--- START TASK INPUT ---
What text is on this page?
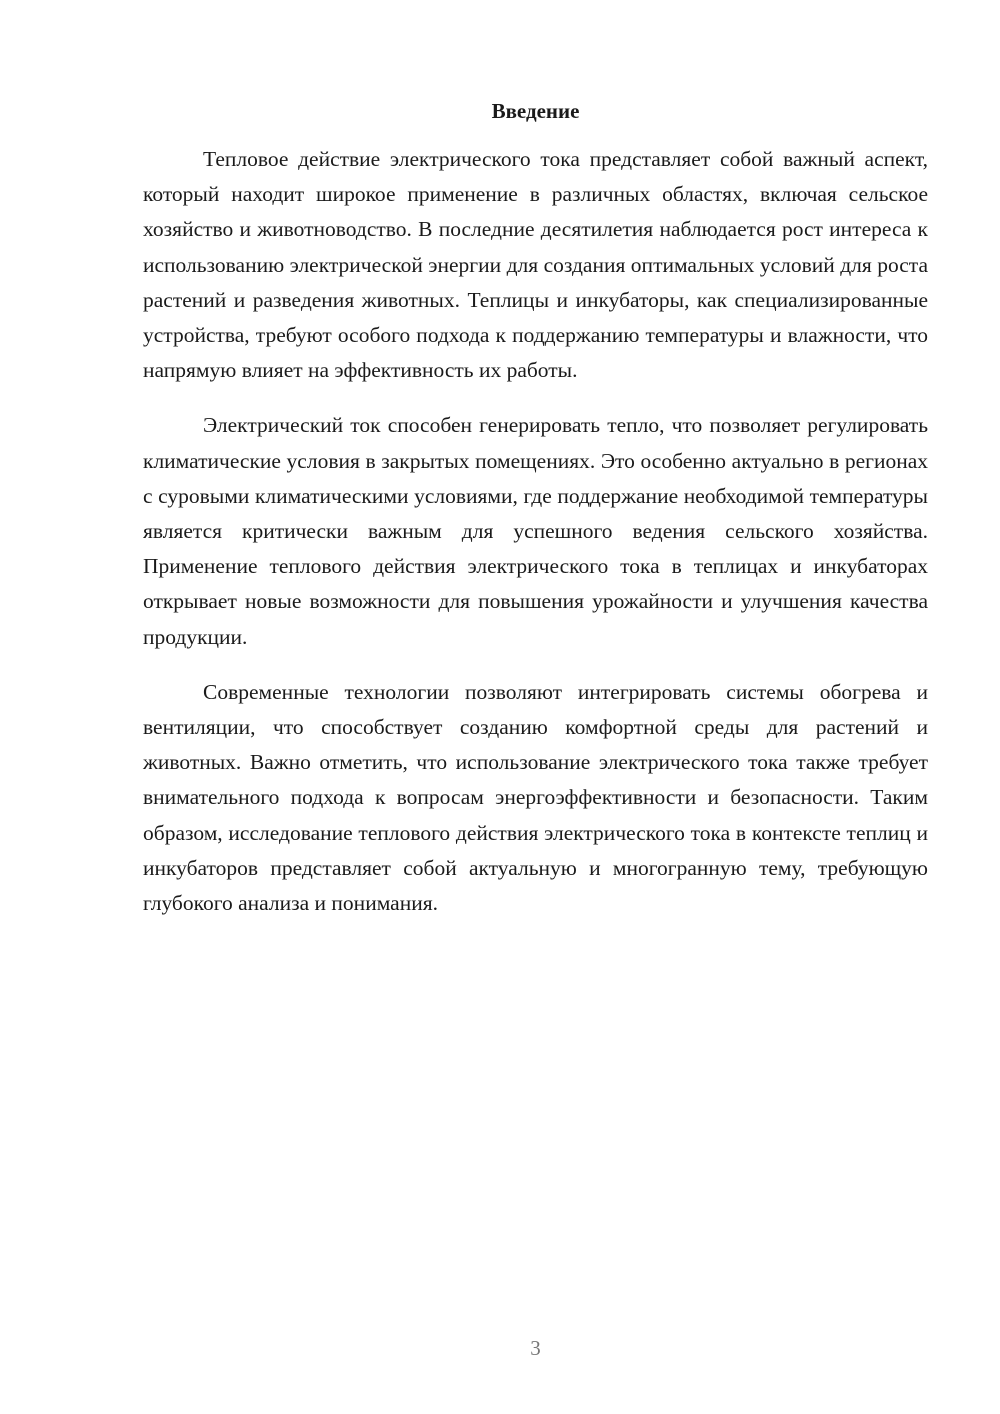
Введение

Тепловое действие электрического тока представляет собой важный аспект, который находит широкое применение в различных областях, включая сельское хозяйство и животноводство. В последние десятилетия наблюдается рост интереса к использованию электрической энергии для создания оптимальных условий для роста растений и разведения животных. Теплицы и инкубаторы, как специализированные устройства, требуют особого подхода к поддержанию температуры и влажности, что напрямую влияет на эффективность их работы.

Электрический ток способен генерировать тепло, что позволяет регулировать климатические условия в закрытых помещениях. Это особенно актуально в регионах с суровыми климатическими условиями, где поддержание необходимой температуры является критически важным для успешного ведения сельского хозяйства. Применение теплового действия электрического тока в теплицах и инкубаторах открывает новые возможности для повышения урожайности и улучшения качества продукции.

Современные технологии позволяют интегрировать системы обогрева и вентиляции, что способствует созданию комфортной среды для растений и животных. Важно отметить, что использование электрического тока также требует внимательного подхода к вопросам энергоэффективности и безопасности. Таким образом, исследование теплового действия электрического тока в контексте теплиц и инкубаторов представляет собой актуальную и многогранную тему, требующую глубокого анализа и понимания.

3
--- END TASK INPUT ---
Omit every image. Quote each record exactly.

# [ANSWER FOR THE TASK]
What text is on this page?
Введение

Тепловое действие электрического тока представляет собой важный аспект, который находит широкое применение в различных областях, включая сельское хозяйство и животноводство. В последние десятилетия наблюдается рост интереса к использованию электрической энергии для создания оптимальных условий для роста растений и разведения животных. Теплицы и инкубаторы, как специализированные устройства, требуют особого подхода к поддержанию температуры и влажности, что напрямую влияет на эффективность их работы.

Электрический ток способен генерировать тепло, что позволяет регулировать климатические условия в закрытых помещениях. Это особенно актуально в регионах с суровыми климатическими условиями, где поддержание необходимой температуры является критически важным для успешного ведения сельского хозяйства. Применение теплового действия электрического тока в теплицах и инкубаторах открывает новые возможности для повышения урожайности и улучшения качества продукции.

Современные технологии позволяют интегрировать системы обогрева и вентиляции, что способствует созданию комфортной среды для растений и животных. Важно отметить, что использование электрического тока также требует внимательного подхода к вопросам энергоэффективности и безопасности. Таким образом, исследование теплового действия электрического тока в контексте теплиц и инкубаторов представляет собой актуальную и многогранную тему, требующую глубокого анализа и понимания.

3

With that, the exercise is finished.